# Aim
Quote each line of the material verbatim, without the pictures.

>> start Raw records

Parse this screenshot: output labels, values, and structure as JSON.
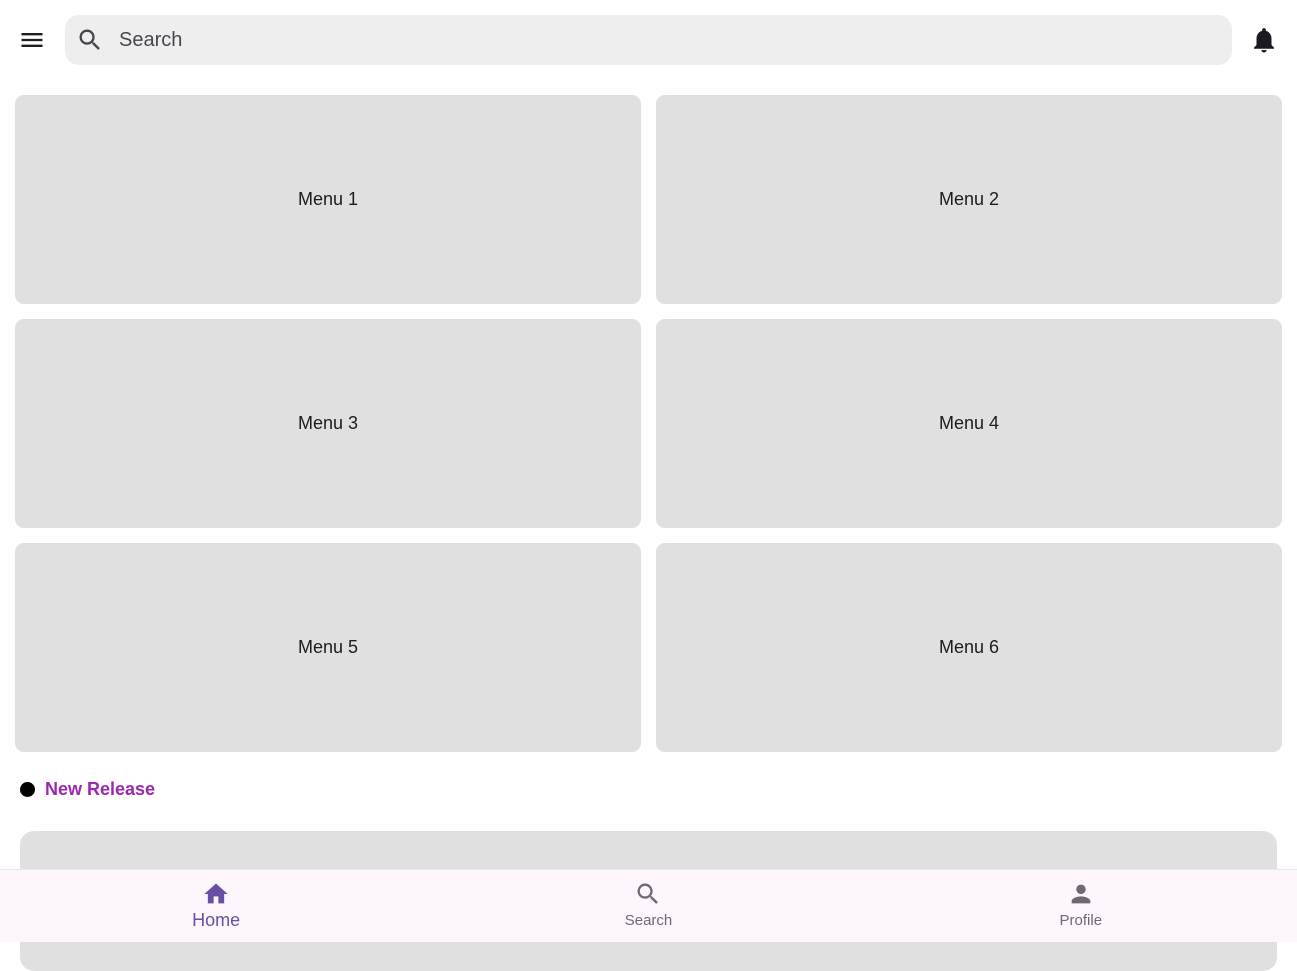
{
  "header": {
    "menu_icon": "hamburger-icon",
    "search_icon": "search-icon",
    "search_placeholder": "Search",
    "search_value": "",
    "notification_icon": "bell-icon"
  },
  "menus": [
    {
      "label": "Menu 1"
    },
    {
      "label": "Menu 2"
    },
    {
      "label": "Menu 3"
    },
    {
      "label": "Menu 4"
    },
    {
      "label": "Menu 5"
    },
    {
      "label": "Menu 6"
    }
  ],
  "new_release": {
    "title": "New Release"
  },
  "bottom_nav": {
    "items": [
      {
        "label": "Home",
        "icon": "home-icon",
        "active": true
      },
      {
        "label": "Search",
        "icon": "search-icon",
        "active": false
      },
      {
        "label": "Profile",
        "icon": "person-icon",
        "active": false
      }
    ]
  },
  "colors": {
    "card_bg": "#e0e0e0",
    "search_bg": "#eeeeee",
    "accent_purple": "#9c27b0",
    "nav_active": "#6750a4",
    "nav_inactive": "#6e6a74",
    "nav_bg": "#fdf6fd"
  }
}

>> end Raw records

# Answer to this exercise
Parse this screenshot: output labels, values, and structure as JSON.
{
  "header": {
    "menu_icon": "hamburger-icon",
    "search_icon": "search-icon",
    "search_placeholder": "Search",
    "search_value": "",
    "notification_icon": "bell-icon"
  },
  "menus": [
    {
      "label": "Menu 1"
    },
    {
      "label": "Menu 2"
    },
    {
      "label": "Menu 3"
    },
    {
      "label": "Menu 4"
    },
    {
      "label": "Menu 5"
    },
    {
      "label": "Menu 6"
    }
  ],
  "new_release": {
    "title": "New Release"
  },
  "bottom_nav": {
    "items": [
      {
        "label": "Home",
        "icon": "home-icon",
        "active": true
      },
      {
        "label": "Search",
        "icon": "search-icon",
        "active": false
      },
      {
        "label": "Profile",
        "icon": "person-icon",
        "active": false
      }
    ]
  },
  "colors": {
    "card_bg": "#e0e0e0",
    "search_bg": "#eeeeee",
    "accent_purple": "#9c27b0",
    "nav_active": "#6750a4",
    "nav_inactive": "#6e6a74",
    "nav_bg": "#fdf6fd"
  }
}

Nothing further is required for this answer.